▸ EXERCISE DETAILS
Where a line contains the string "средств", copy that line.
━━ SOURCE DATA ━━
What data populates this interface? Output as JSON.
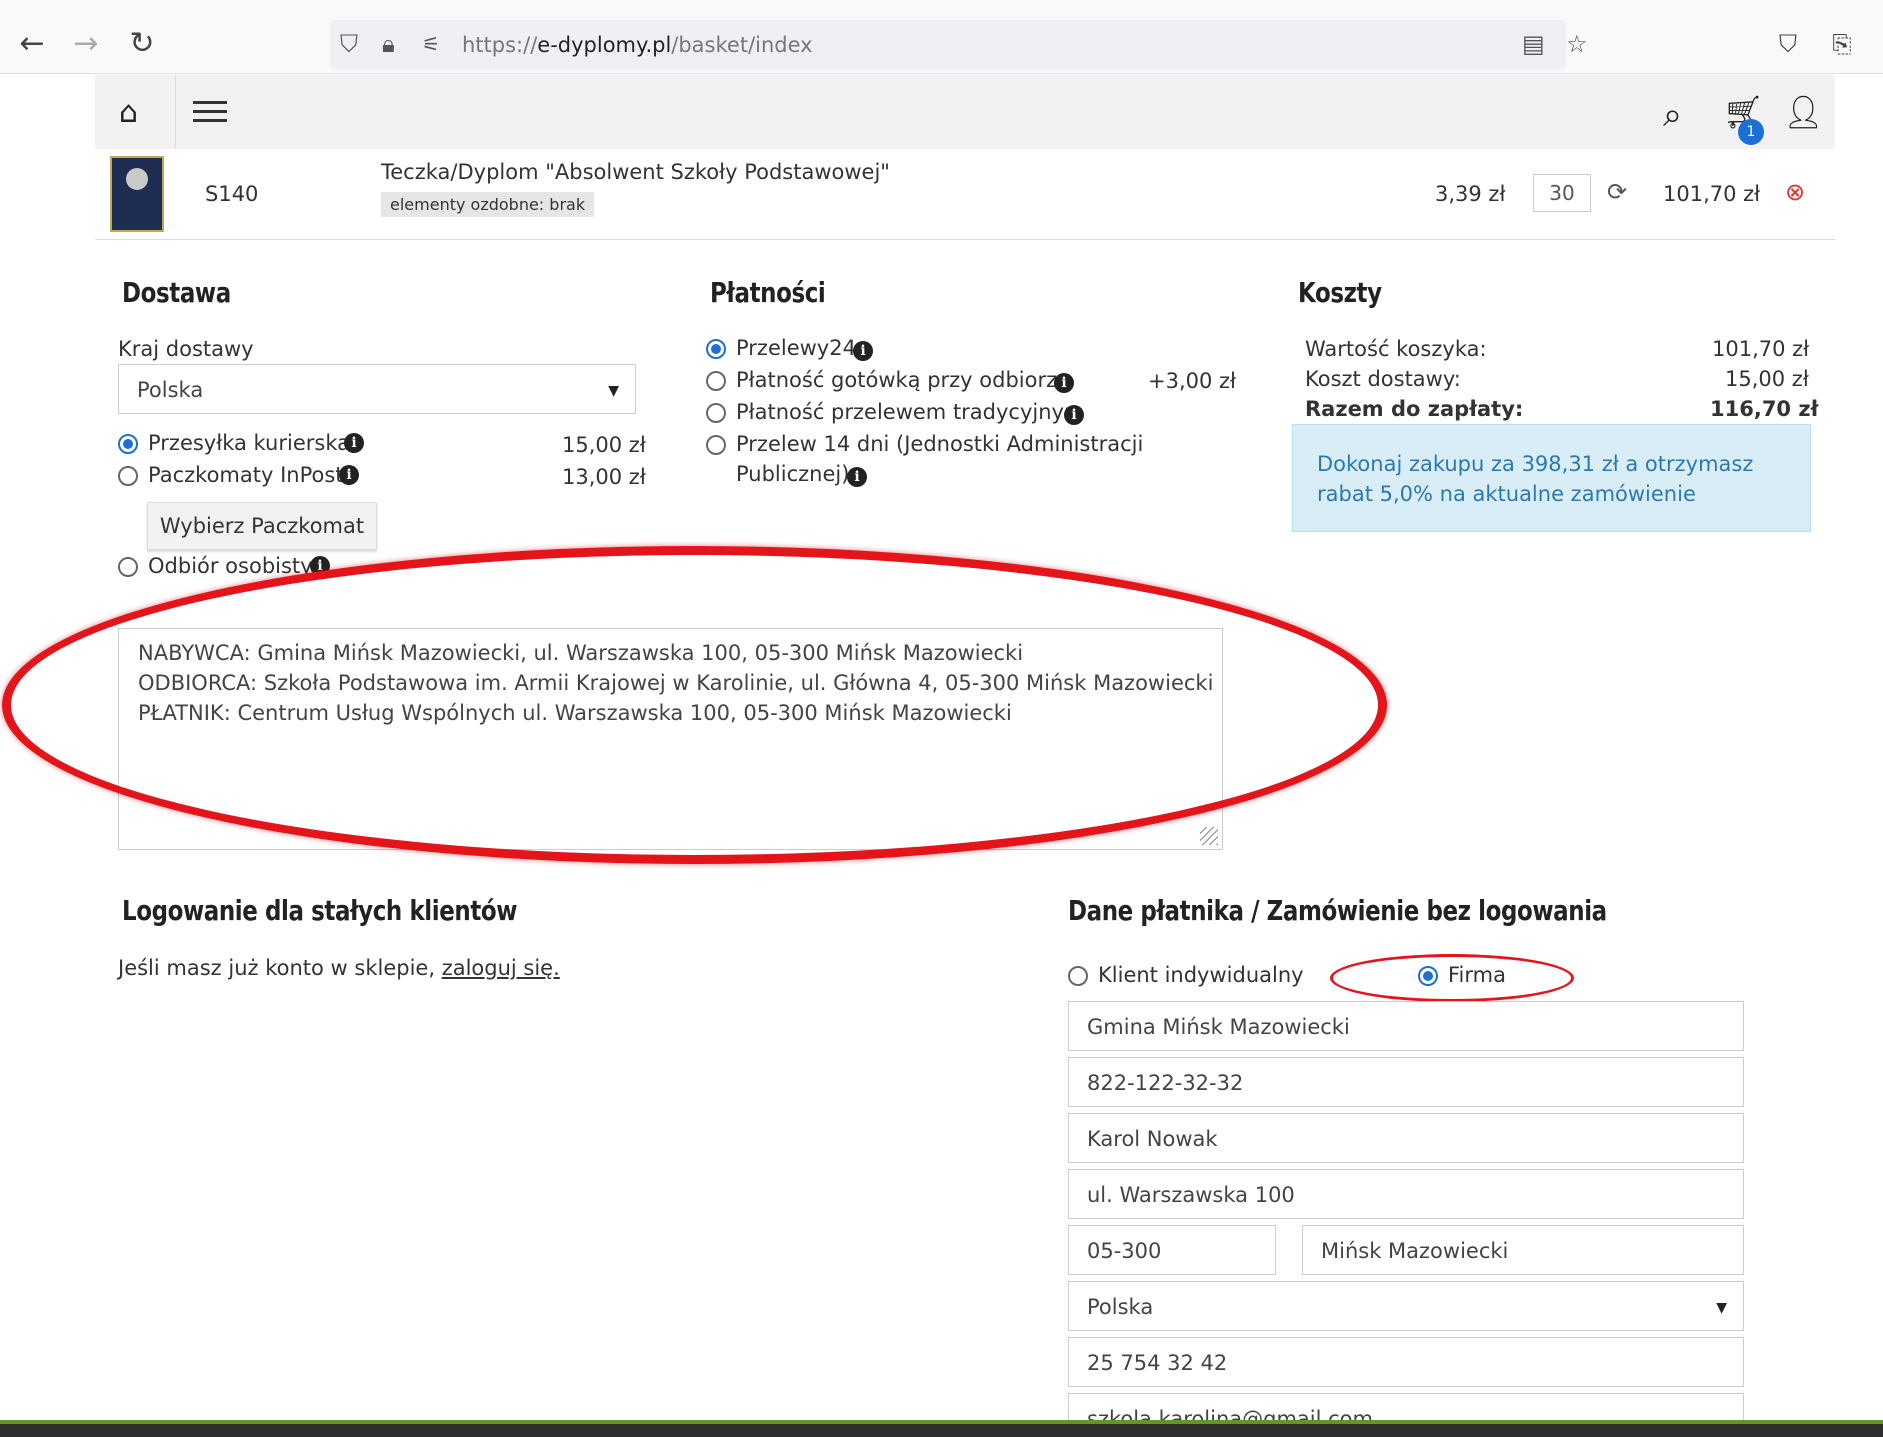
{
  "browser": {
    "url_prefix": "https://",
    "url_domain": "e-dyplomy.pl",
    "url_path": "/basket/index"
  },
  "header": {
    "cart_count": "1"
  },
  "basket": {
    "code": "S140",
    "name": "Teczka/Dyplom \"Absolwent Szkoły Podstawowej\"",
    "tag": "elementy ozdobne: brak",
    "unit_price": "3,39 zł",
    "quantity": "30",
    "total": "101,70 zł"
  },
  "delivery": {
    "heading": "Dostawa",
    "country_label": "Kraj dostawy",
    "country_value": "Polska",
    "options": [
      {
        "label": "Przesyłka kurierska",
        "price": "15,00 zł",
        "checked": true
      },
      {
        "label": "Paczkomaty InPost",
        "price": "13,00 zł",
        "checked": false
      },
      {
        "label": "Odbiór osobisty",
        "price": "",
        "checked": false
      }
    ],
    "paczkomat_button": "Wybierz Paczkomat"
  },
  "payment": {
    "heading": "Płatności",
    "options": [
      {
        "label": "Przelewy24",
        "checked": true
      },
      {
        "label": "Płatność gotówką przy odbiorze",
        "extra": "+3,00 zł",
        "checked": false
      },
      {
        "label": "Płatność przelewem tradycyjnym",
        "checked": false
      },
      {
        "label": "Przelew 14 dni (Jednostki Administracji",
        "label2": "Publicznej)",
        "checked": false
      }
    ]
  },
  "costs": {
    "heading": "Koszty",
    "rows": [
      {
        "label": "Wartość koszyka:",
        "value": "101,70 zł"
      },
      {
        "label": "Koszt dostawy:",
        "value": "15,00 zł"
      },
      {
        "label": "Razem do zapłaty:",
        "value": "116,70 zł"
      }
    ],
    "promo": "Dokonaj zakupu za 398,31 zł a otrzymasz rabat 5,0% na aktualne zamówienie"
  },
  "comments": {
    "lines": [
      "NABYWCA: Gmina Mińsk Mazowiecki, ul. Warszawska 100, 05-300 Mińsk Mazowiecki",
      "ODBIORCA: Szkoła Podstawowa im. Armii Krajowej w Karolinie, ul. Główna 4, 05-300 Mińsk Mazowiecki",
      "PŁATNIK: Centrum Usług Wspólnych ul. Warszawska 100, 05-300 Mińsk Mazowiecki"
    ]
  },
  "login": {
    "heading": "Logowanie dla stałych klientów",
    "text": "Jeśli masz już konto w sklepie, ",
    "link": "zaloguj się."
  },
  "payer": {
    "heading": "Dane płatnika / Zamówienie bez logowania",
    "type_individual": "Klient indywidualny",
    "type_company": "Firma",
    "company": "Gmina Mińsk Mazowiecki",
    "nip": "822-122-32-32",
    "name": "Karol Nowak",
    "street": "ul. Warszawska 100",
    "postcode": "05-300",
    "city": "Mińsk Mazowiecki",
    "country": "Polska",
    "phone": "25 754 32 42",
    "email": "szkola.karolina@gmail.com"
  },
  "colors": {
    "accent": "#1e6ed8",
    "highlight": "#e4141b",
    "info_box": "#d9edf7"
  }
}
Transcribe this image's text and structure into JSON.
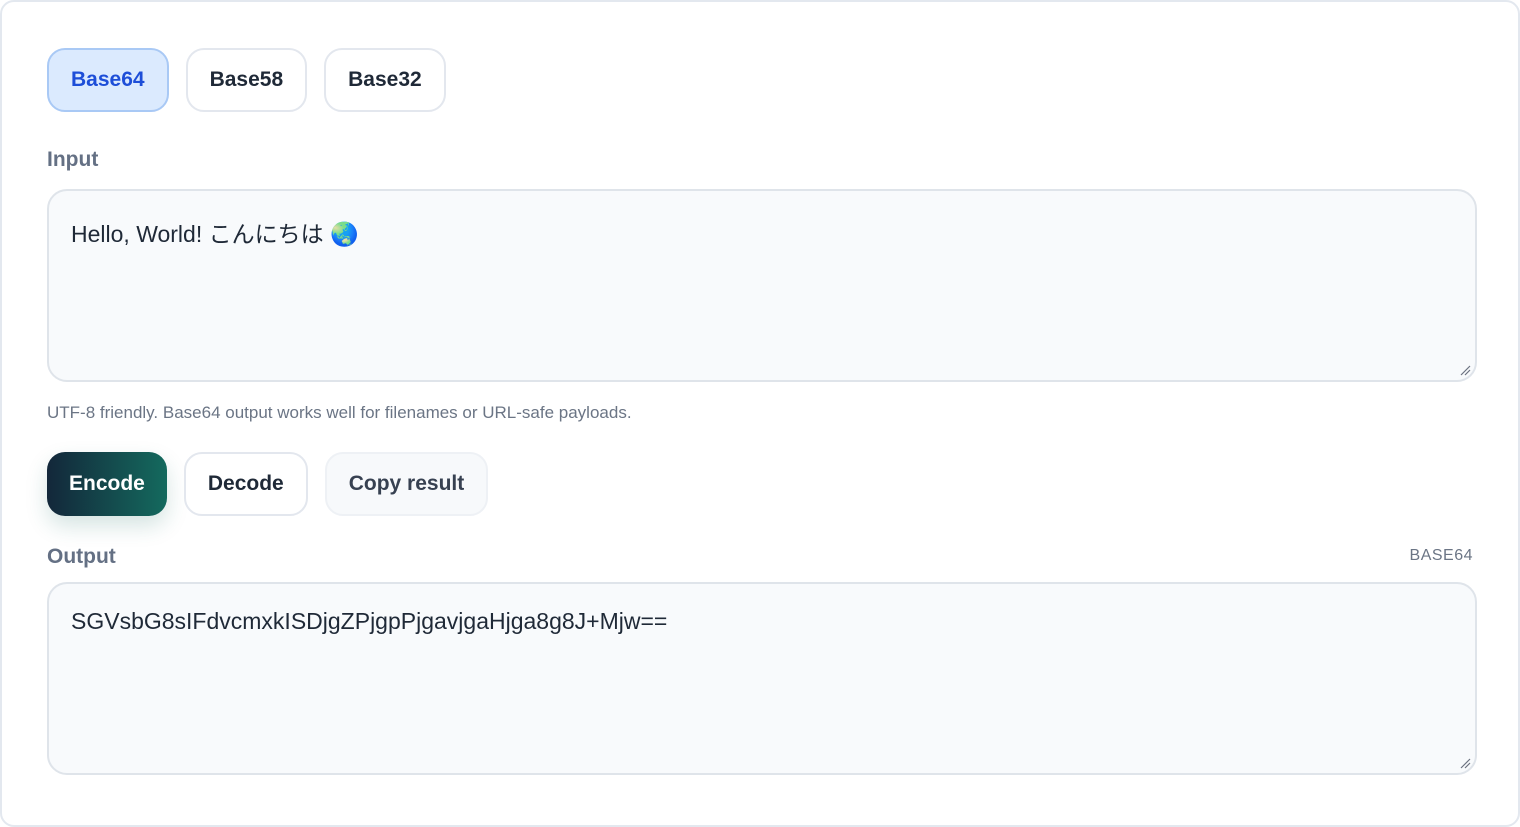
{
  "encoding_tabs": [
    {
      "label": "Base64",
      "active": true
    },
    {
      "label": "Base58",
      "active": false
    },
    {
      "label": "Base32",
      "active": false
    }
  ],
  "input": {
    "label": "Input",
    "value": "Hello, World! こんにちは 🌏",
    "hint": "UTF-8 friendly. Base64 output works well for filenames or URL-safe payloads."
  },
  "actions": {
    "encode_label": "Encode",
    "decode_label": "Decode",
    "copy_label": "Copy result"
  },
  "output": {
    "label": "Output",
    "format_tag": "BASE64",
    "value": "SGVsbG8sIFdvcmxkISDjgZPjgpPjgavjgaHjga8g8J+Mjw=="
  },
  "colors": {
    "active_tab_bg": "#dbeafe",
    "active_tab_text": "#1d4ed8",
    "primary_gradient_start": "#13273a",
    "primary_gradient_end": "#146a5e"
  }
}
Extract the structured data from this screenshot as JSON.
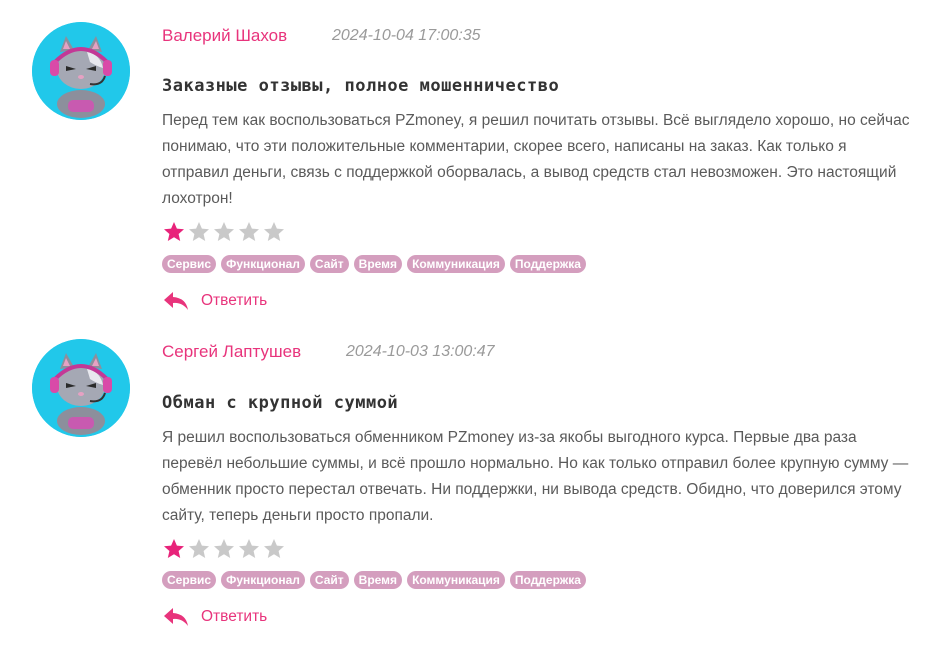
{
  "reviews": [
    {
      "author": "Валерий Шахов",
      "date": "2024-10-04 17:00:35",
      "title": "Заказные отзывы, полное мошенничество",
      "body": "Перед тем как воспользоваться PZmoney, я решил почитать отзывы. Всё выглядело хорошо, но сейчас понимаю, что эти положительные комментарии, скорее всего, написаны на заказ. Как только я отправил деньги, связь с поддержкой оборвалась, а вывод средств стал невозможен. Это настоящий лохотрон!",
      "rating": 1,
      "max_rating": 5,
      "tags": [
        "Сервис",
        "Функционал",
        "Сайт",
        "Время",
        "Коммуникация",
        "Поддержка"
      ],
      "reply_label": "Ответить"
    },
    {
      "author": "Сергей Лаптушев",
      "date": "2024-10-03 13:00:47",
      "title": "Обман с крупной суммой",
      "body": "Я решил воспользоваться обменником PZmoney из-за якобы выгодного курса. Первые два раза перевёл небольшие суммы, и всё прошло нормально. Но как только отправил более крупную сумму — обменник просто перестал отвечать. Ни поддержки, ни вывода средств. Обидно, что доверился этому сайту, теперь деньги просто пропали.",
      "rating": 1,
      "max_rating": 5,
      "tags": [
        "Сервис",
        "Функционал",
        "Сайт",
        "Время",
        "Коммуникация",
        "Поддержка"
      ],
      "reply_label": "Ответить"
    }
  ],
  "colors": {
    "accent": "#e8347c",
    "star_filled": "#e8237a",
    "star_empty": "#c9c9c9",
    "tag_bg": "#d49ebe",
    "avatar_bg": "#21c8ea"
  },
  "icons": {
    "avatar": "cat-gamer-avatar-icon",
    "star": "star-icon",
    "reply": "reply-arrow-icon"
  }
}
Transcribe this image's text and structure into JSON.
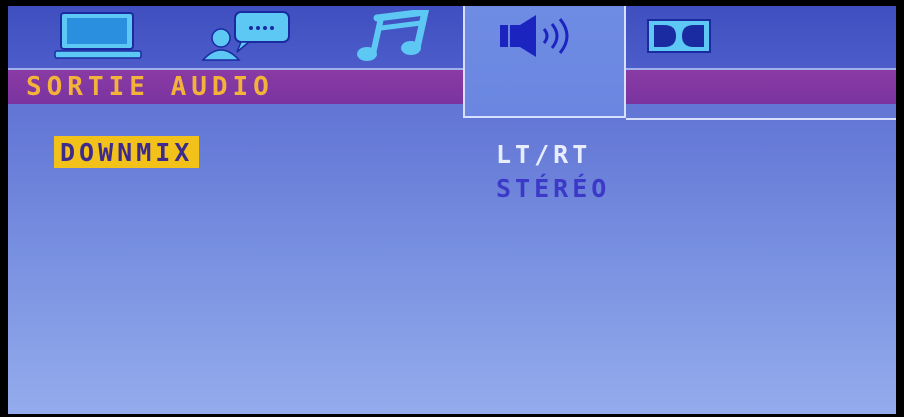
{
  "menu": {
    "tabs": [
      {
        "icon": "monitor-icon"
      },
      {
        "icon": "speech-bubble-person-icon"
      },
      {
        "icon": "music-note-icon"
      },
      {
        "icon": "speaker-icon",
        "active": true
      },
      {
        "icon": "dolby-icon"
      }
    ],
    "title": "SORTIE AUDIO",
    "option_label": "DOWNMIX",
    "options": [
      "LT/RT",
      "STÉRÉO"
    ],
    "selected_option": "LT/RT"
  },
  "colors": {
    "background": "#6478d6",
    "title_bar": "#7a34a0",
    "title_text": "#f3b33a",
    "highlight": "#f2c21a",
    "selected_value": "#e8ecff",
    "unselected_value": "#3c38c8"
  }
}
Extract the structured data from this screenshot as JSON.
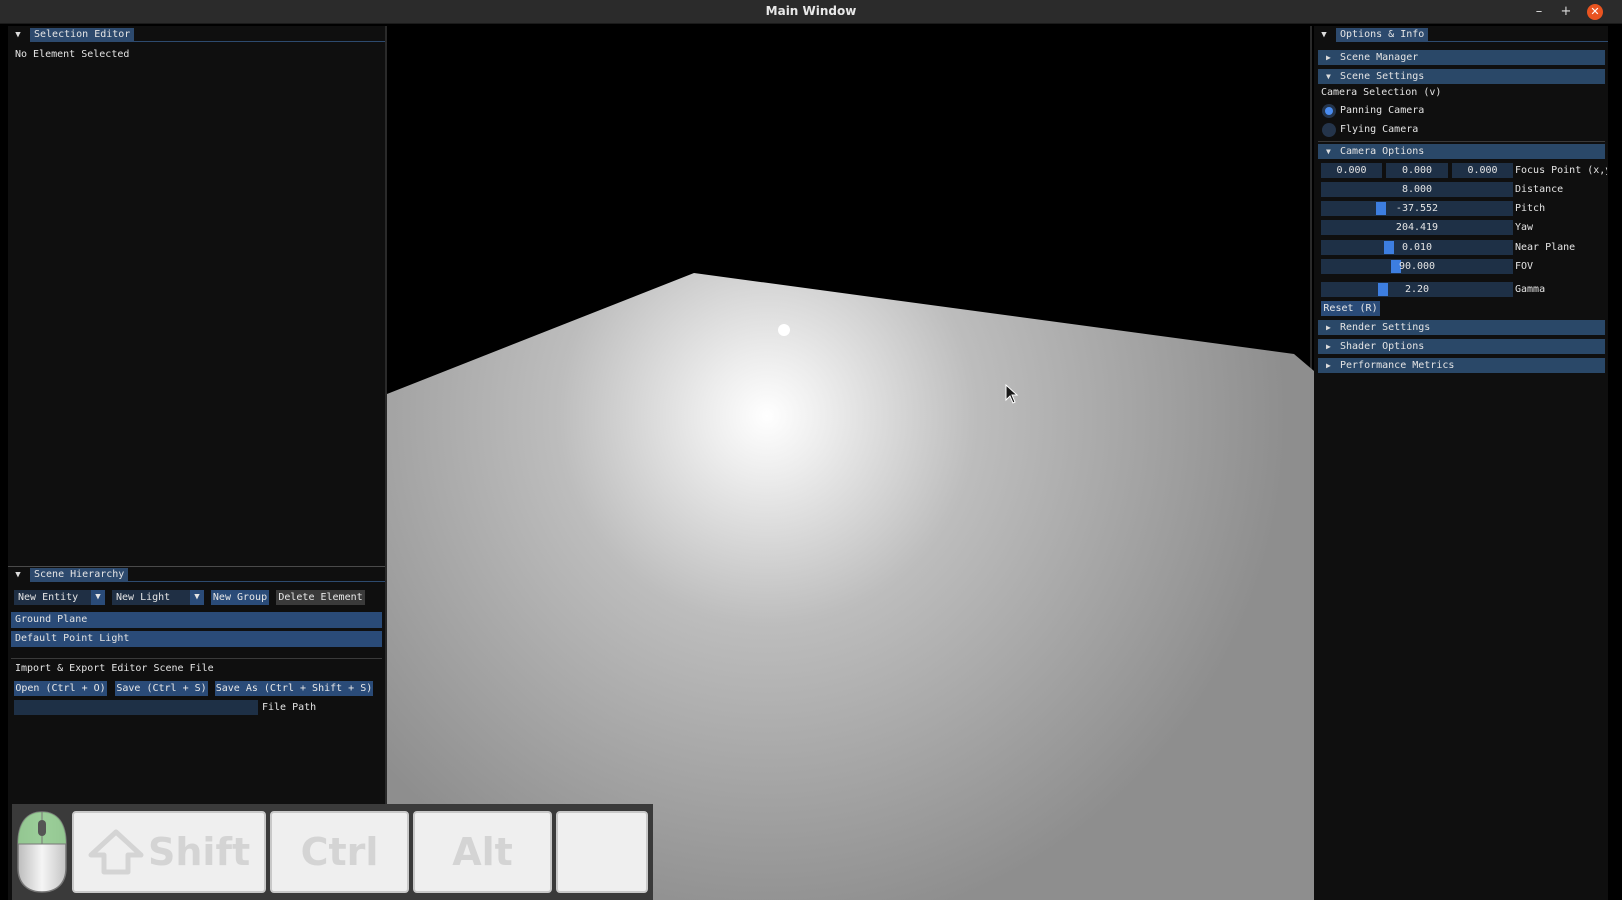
{
  "window": {
    "title": "Main Window",
    "minimize": "–",
    "maximize": "+",
    "close": "✕"
  },
  "selection_editor": {
    "title": "Selection Editor",
    "status": "No Element Selected"
  },
  "scene_hierarchy": {
    "title": "Scene Hierarchy",
    "new_entity": "New Entity",
    "new_light": "New Light",
    "new_group": "New Group",
    "delete_element": "Delete Element",
    "items": [
      "Ground Plane",
      "Default Point Light"
    ],
    "import_export_label": "Import & Export Editor Scene File",
    "open": "Open (Ctrl + O)",
    "save": "Save (Ctrl + S)",
    "save_as": "Save As (Ctrl + Shift + S)",
    "file_path_value": "",
    "file_path_label": "File Path"
  },
  "options": {
    "title": "Options & Info",
    "scene_manager": "Scene Manager",
    "scene_settings": "Scene Settings",
    "camera_selection": "Camera Selection (v)",
    "panning_camera": "Panning Camera",
    "flying_camera": "Flying Camera",
    "selected_camera": "Panning Camera",
    "camera_options": "Camera Options",
    "focus_x": "0.000",
    "focus_y": "0.000",
    "focus_z": "0.000",
    "focus_label": "Focus Point (x,y",
    "distance": "8.000",
    "distance_label": "Distance",
    "pitch": "-37.552",
    "pitch_label": "Pitch",
    "yaw": "204.419",
    "yaw_label": "Yaw",
    "near_plane": "0.010",
    "near_plane_label": "Near Plane",
    "fov": "90.000",
    "fov_label": "FOV",
    "gamma": "2.20",
    "gamma_label": "Gamma",
    "reset": "Reset (R)",
    "render_settings": "Render Settings",
    "shader_options": "Shader Options",
    "performance_metrics": "Performance Metrics"
  },
  "keys": {
    "shift": "Shift",
    "ctrl": "Ctrl",
    "alt": "Alt",
    "blank": ""
  }
}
━━━
▸ RESULT OF THIS TASK
      "body": "Перед тем как воспользоваться PZmoney, я решил почитать отзывы. Всё выглядело хорошо, но сейчас понимаю, что эти положительные комментарии, скорее всего, написаны на заказ. Как только я отправил деньги, связь с поддержкой оборвалась, а вывод средств стал невозможен. Это настоящий лохотрон!",
      "body": "Я решил воспользоваться обменником PZmoney из-за якобы выгодного курса. Первые два раза перевёл небольшие суммы, и всё прошло нормально. Но как только отправил более крупную сумму — обменник просто перестал отвечать. Ни поддержки, ни вывода средств. Обидно, что доверился этому сайту, теперь деньги просто пропали.",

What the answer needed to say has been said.